#### Set task:
Restate the entire listing word for word.

#### Data provided:
● ● ●

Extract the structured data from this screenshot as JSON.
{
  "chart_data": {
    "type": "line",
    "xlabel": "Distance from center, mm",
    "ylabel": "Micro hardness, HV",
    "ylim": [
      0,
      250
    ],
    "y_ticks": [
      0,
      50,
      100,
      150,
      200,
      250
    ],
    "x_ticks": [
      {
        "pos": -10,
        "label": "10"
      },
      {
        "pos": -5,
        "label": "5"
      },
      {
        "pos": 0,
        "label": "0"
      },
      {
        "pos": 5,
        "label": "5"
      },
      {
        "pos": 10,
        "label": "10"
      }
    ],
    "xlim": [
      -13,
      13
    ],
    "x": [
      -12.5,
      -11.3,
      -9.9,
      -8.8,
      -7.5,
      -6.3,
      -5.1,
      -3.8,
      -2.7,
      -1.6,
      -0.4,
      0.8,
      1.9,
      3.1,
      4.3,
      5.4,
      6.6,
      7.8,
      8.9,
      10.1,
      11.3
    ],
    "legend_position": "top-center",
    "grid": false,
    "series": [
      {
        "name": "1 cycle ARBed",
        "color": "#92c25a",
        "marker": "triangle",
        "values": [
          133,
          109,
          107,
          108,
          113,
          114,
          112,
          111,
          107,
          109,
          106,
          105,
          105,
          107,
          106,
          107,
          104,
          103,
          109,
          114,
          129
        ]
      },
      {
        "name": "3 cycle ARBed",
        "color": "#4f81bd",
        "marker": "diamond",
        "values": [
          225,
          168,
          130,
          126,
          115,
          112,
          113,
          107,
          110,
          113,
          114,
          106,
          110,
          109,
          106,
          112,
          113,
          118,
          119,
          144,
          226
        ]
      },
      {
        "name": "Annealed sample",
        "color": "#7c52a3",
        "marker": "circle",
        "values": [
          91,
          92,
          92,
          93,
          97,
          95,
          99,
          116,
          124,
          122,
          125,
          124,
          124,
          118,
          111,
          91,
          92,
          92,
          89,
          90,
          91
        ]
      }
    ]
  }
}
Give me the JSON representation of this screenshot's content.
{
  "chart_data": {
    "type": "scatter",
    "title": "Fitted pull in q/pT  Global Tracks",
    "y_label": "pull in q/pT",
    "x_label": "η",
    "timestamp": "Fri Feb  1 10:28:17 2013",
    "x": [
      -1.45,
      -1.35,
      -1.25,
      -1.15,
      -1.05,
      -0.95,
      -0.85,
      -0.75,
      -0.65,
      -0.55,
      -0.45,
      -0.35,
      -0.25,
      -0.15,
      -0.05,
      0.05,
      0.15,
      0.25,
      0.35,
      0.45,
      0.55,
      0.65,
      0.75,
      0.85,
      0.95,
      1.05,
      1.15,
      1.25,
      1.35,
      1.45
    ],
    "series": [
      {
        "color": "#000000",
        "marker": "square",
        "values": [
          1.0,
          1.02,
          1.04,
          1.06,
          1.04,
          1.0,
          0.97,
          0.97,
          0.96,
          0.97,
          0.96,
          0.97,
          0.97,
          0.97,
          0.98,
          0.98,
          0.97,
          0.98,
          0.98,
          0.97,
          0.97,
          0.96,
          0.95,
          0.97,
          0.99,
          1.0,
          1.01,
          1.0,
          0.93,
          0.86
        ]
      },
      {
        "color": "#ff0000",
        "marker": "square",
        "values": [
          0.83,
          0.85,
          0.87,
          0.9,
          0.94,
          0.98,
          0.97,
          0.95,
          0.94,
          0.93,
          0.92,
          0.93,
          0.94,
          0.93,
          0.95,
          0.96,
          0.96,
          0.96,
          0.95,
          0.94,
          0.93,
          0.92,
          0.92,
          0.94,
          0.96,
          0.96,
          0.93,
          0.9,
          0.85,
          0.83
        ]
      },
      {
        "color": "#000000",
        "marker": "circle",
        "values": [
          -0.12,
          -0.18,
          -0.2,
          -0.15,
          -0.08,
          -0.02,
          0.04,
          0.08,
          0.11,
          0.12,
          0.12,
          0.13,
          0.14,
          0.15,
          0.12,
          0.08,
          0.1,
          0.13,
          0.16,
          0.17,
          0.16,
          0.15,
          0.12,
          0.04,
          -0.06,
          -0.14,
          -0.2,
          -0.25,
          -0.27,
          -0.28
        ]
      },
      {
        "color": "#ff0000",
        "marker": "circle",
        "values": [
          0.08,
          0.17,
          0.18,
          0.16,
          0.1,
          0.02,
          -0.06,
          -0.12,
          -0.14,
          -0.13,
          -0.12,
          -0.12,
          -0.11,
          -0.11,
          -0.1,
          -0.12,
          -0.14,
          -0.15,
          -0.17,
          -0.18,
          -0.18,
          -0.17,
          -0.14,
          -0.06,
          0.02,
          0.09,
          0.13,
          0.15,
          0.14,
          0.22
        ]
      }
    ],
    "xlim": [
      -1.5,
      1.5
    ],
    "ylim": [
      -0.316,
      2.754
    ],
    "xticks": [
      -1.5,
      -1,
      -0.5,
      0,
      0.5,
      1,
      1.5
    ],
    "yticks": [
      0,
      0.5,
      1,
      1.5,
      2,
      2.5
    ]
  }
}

● ● ●

#### Result below:
Extract the structured data from this screenshot as JSON.
{
  "chart_data": {
    "type": "line",
    "xlabel": "Distance from center, mm",
    "ylabel": "Micro hardness, HV",
    "ylim": [
      0,
      250
    ],
    "y_ticks": [
      0,
      50,
      100,
      150,
      200,
      250
    ],
    "x_ticks": [
      {
        "pos": -10,
        "label": "10"
      },
      {
        "pos": -5,
        "label": "5"
      },
      {
        "pos": 0,
        "label": "0"
      },
      {
        "pos": 5,
        "label": "5"
      },
      {
        "pos": 10,
        "label": "10"
      }
    ],
    "xlim": [
      -13,
      13
    ],
    "x": [
      -12.5,
      -11.3,
      -9.9,
      -8.8,
      -7.5,
      -6.3,
      -5.1,
      -3.8,
      -2.7,
      -1.6,
      -0.4,
      0.8,
      1.9,
      3.1,
      4.3,
      5.4,
      6.6,
      7.8,
      8.9,
      10.1,
      11.3
    ],
    "legend_position": "top-center",
    "grid": false,
    "series": [
      {
        "name": "1 cycle ARBed",
        "color": "#92c25a",
        "marker": "triangle",
        "values": [
          133,
          109,
          107,
          108,
          113,
          114,
          112,
          111,
          107,
          109,
          106,
          105,
          105,
          107,
          106,
          107,
          104,
          103,
          109,
          114,
          129
        ]
      },
      {
        "name": "3 cycle ARBed",
        "color": "#4f81bd",
        "marker": "diamond",
        "values": [
          225,
          168,
          130,
          126,
          115,
          112,
          113,
          107,
          110,
          113,
          114,
          106,
          110,
          109,
          106,
          112,
          113,
          118,
          119,
          144,
          226
        ]
      },
      {
        "name": "Annealed sample",
        "color": "#7c52a3",
        "marker": "circle",
        "values": [
          91,
          92,
          92,
          93,
          97,
          95,
          99,
          116,
          124,
          122,
          125,
          124,
          124,
          118,
          111,
          91,
          92,
          92,
          89,
          90,
          91
        ]
      }
    ]
  }
}
Give me the JSON representation of this screenshot's content.
{
  "chart_data": {
    "type": "scatter",
    "title": "Fitted pull in q/pT  Global Tracks",
    "y_label": "pull in q/pT",
    "x_label": "η",
    "timestamp": "Fri Feb  1 10:28:17 2013",
    "x": [
      -1.45,
      -1.35,
      -1.25,
      -1.15,
      -1.05,
      -0.95,
      -0.85,
      -0.75,
      -0.65,
      -0.55,
      -0.45,
      -0.35,
      -0.25,
      -0.15,
      -0.05,
      0.05,
      0.15,
      0.25,
      0.35,
      0.45,
      0.55,
      0.65,
      0.75,
      0.85,
      0.95,
      1.05,
      1.15,
      1.25,
      1.35,
      1.45
    ],
    "series": [
      {
        "color": "#000000",
        "marker": "square",
        "values": [
          1.0,
          1.02,
          1.04,
          1.06,
          1.04,
          1.0,
          0.97,
          0.97,
          0.96,
          0.97,
          0.96,
          0.97,
          0.97,
          0.97,
          0.98,
          0.98,
          0.97,
          0.98,
          0.98,
          0.97,
          0.97,
          0.96,
          0.95,
          0.97,
          0.99,
          1.0,
          1.01,
          1.0,
          0.93,
          0.86
        ]
      },
      {
        "color": "#ff0000",
        "marker": "square",
        "values": [
          0.83,
          0.85,
          0.87,
          0.9,
          0.94,
          0.98,
          0.97,
          0.95,
          0.94,
          0.93,
          0.92,
          0.93,
          0.94,
          0.93,
          0.95,
          0.96,
          0.96,
          0.96,
          0.95,
          0.94,
          0.93,
          0.92,
          0.92,
          0.94,
          0.96,
          0.96,
          0.93,
          0.9,
          0.85,
          0.83
        ]
      },
      {
        "color": "#000000",
        "marker": "circle",
        "values": [
          -0.12,
          -0.18,
          -0.2,
          -0.15,
          -0.08,
          -0.02,
          0.04,
          0.08,
          0.11,
          0.12,
          0.12,
          0.13,
          0.14,
          0.15,
          0.12,
          0.08,
          0.1,
          0.13,
          0.16,
          0.17,
          0.16,
          0.15,
          0.12,
          0.04,
          -0.06,
          -0.14,
          -0.2,
          -0.25,
          -0.27,
          -0.28
        ]
      },
      {
        "color": "#ff0000",
        "marker": "circle",
        "values": [
          0.08,
          0.17,
          0.18,
          0.16,
          0.1,
          0.02,
          -0.06,
          -0.12,
          -0.14,
          -0.13,
          -0.12,
          -0.12,
          -0.11,
          -0.11,
          -0.1,
          -0.12,
          -0.14,
          -0.15,
          -0.17,
          -0.18,
          -0.18,
          -0.17,
          -0.14,
          -0.06,
          0.02,
          0.09,
          0.13,
          0.15,
          0.14,
          0.22
        ]
      }
    ],
    "xlim": [
      -1.5,
      1.5
    ],
    "ylim": [
      -0.316,
      2.754
    ],
    "xticks": [
      -1.5,
      -1,
      -0.5,
      0,
      0.5,
      1,
      1.5
    ],
    "yticks": [
      0,
      0.5,
      1,
      1.5,
      2,
      2.5
    ]
  }
}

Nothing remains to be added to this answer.